▶ _Written problem_:
Look through the records below and collect all lines that hold the string "treatment".

▶ _Given information_:
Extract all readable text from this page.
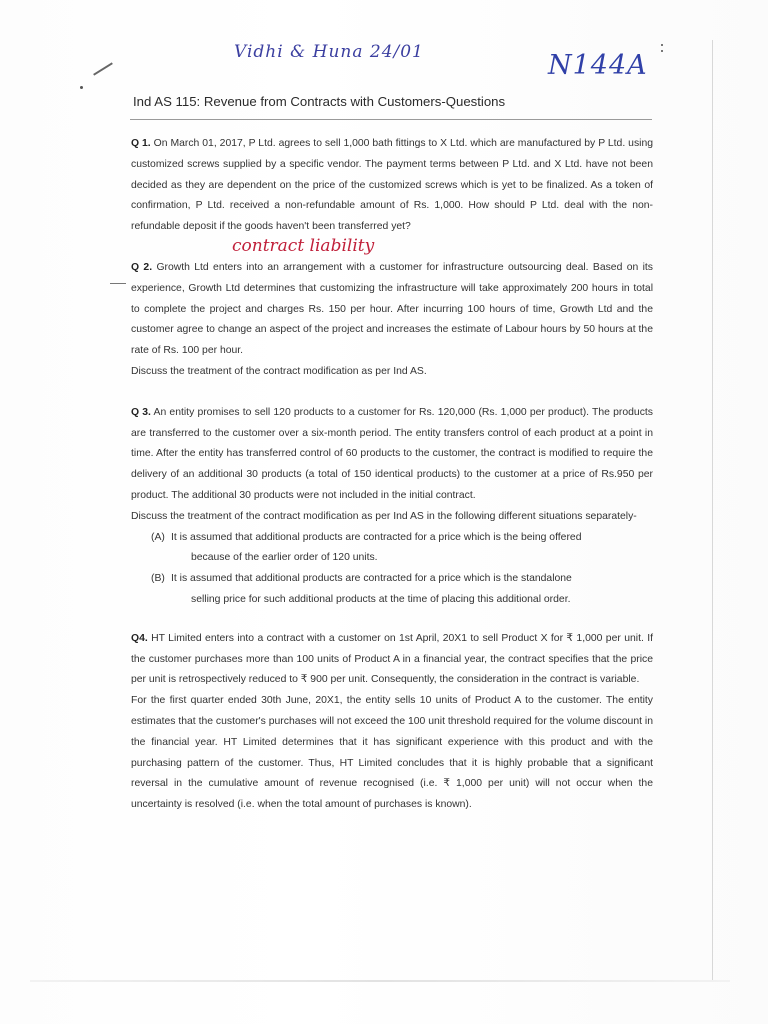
Vidhi & Huna 24/01	N144A
Ind AS 115: Revenue from Contracts with Customers-Questions
Q 1. On March 01, 2017, P Ltd. agrees to sell 1,000 bath fittings to X Ltd. which are manufactured by P Ltd. using customized screws supplied by a specific vendor. The payment terms between P Ltd. and X Ltd. have not been decided as they are dependent on the price of the customized screws which is yet to be finalized. As a token of confirmation, P Ltd. received a non-refundable amount of Rs. 1,000. How should P Ltd. deal with the non-refundable deposit if the goods haven't been transferred yet?
Q 2. Growth Ltd enters into an arrangement with a customer for infrastructure outsourcing deal. Based on its experience, Growth Ltd determines that customizing the infrastructure will take approximately 200 hours in total to complete the project and charges Rs. 150 per hour. After incurring 100 hours of time, Growth Ltd and the customer agree to change an aspect of the project and increases the estimate of Labour hours by 50 hours at the rate of Rs. 100 per hour.
Discuss the treatment of the contract modification as per Ind AS.
Q 3. An entity promises to sell 120 products to a customer for Rs. 120,000 (Rs. 1,000 per product). The products are transferred to the customer over a six-month period. The entity transfers control of each product at a point in time. After the entity has transferred control of 60 products to the customer, the contract is modified to require the delivery of an additional 30 products (a total of 150 identical products) to the customer at a price of Rs.950 per product. The additional 30 products were not included in the initial contract.
Discuss the treatment of the contract modification as per Ind AS in the following different situations separately-
(A) It is assumed that additional products are contracted for a price which is the being offered
because of the earlier order of 120 units.
(B) It is assumed that additional products are contracted for a price which is the standalone
selling price for such additional products at the time of placing this additional order.
Q4. HT Limited enters into a contract with a customer on 1st April, 20X1 to sell Product X for ₹ 1,000 per unit. If the customer purchases more than 100 units of Product A in a financial year, the contract specifies that the price per unit is retrospectively reduced to ₹ 900 per unit. Consequently, the consideration in the contract is variable.
For the first quarter ended 30th June, 20X1, the entity sells 10 units of Product A to the customer. The entity estimates that the customer's purchases will not exceed the 100 unit threshold required for the volume discount in the financial year. HT Limited determines that it has significant experience with this product and with the purchasing pattern of the customer. Thus, HT Limited concludes that it is highly probable that a significant reversal in the cumulative amount of revenue recognised (i.e. ₹ 1,000 per unit) will not occur when the uncertainty is resolved (i.e. when the total amount of purchases is known).
contract liability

▶ _Response to this exercise_:
Discuss the treatment of the contract modification as per Ind AS.
Discuss the treatment of the contract modification as per Ind AS in the following different situations separately-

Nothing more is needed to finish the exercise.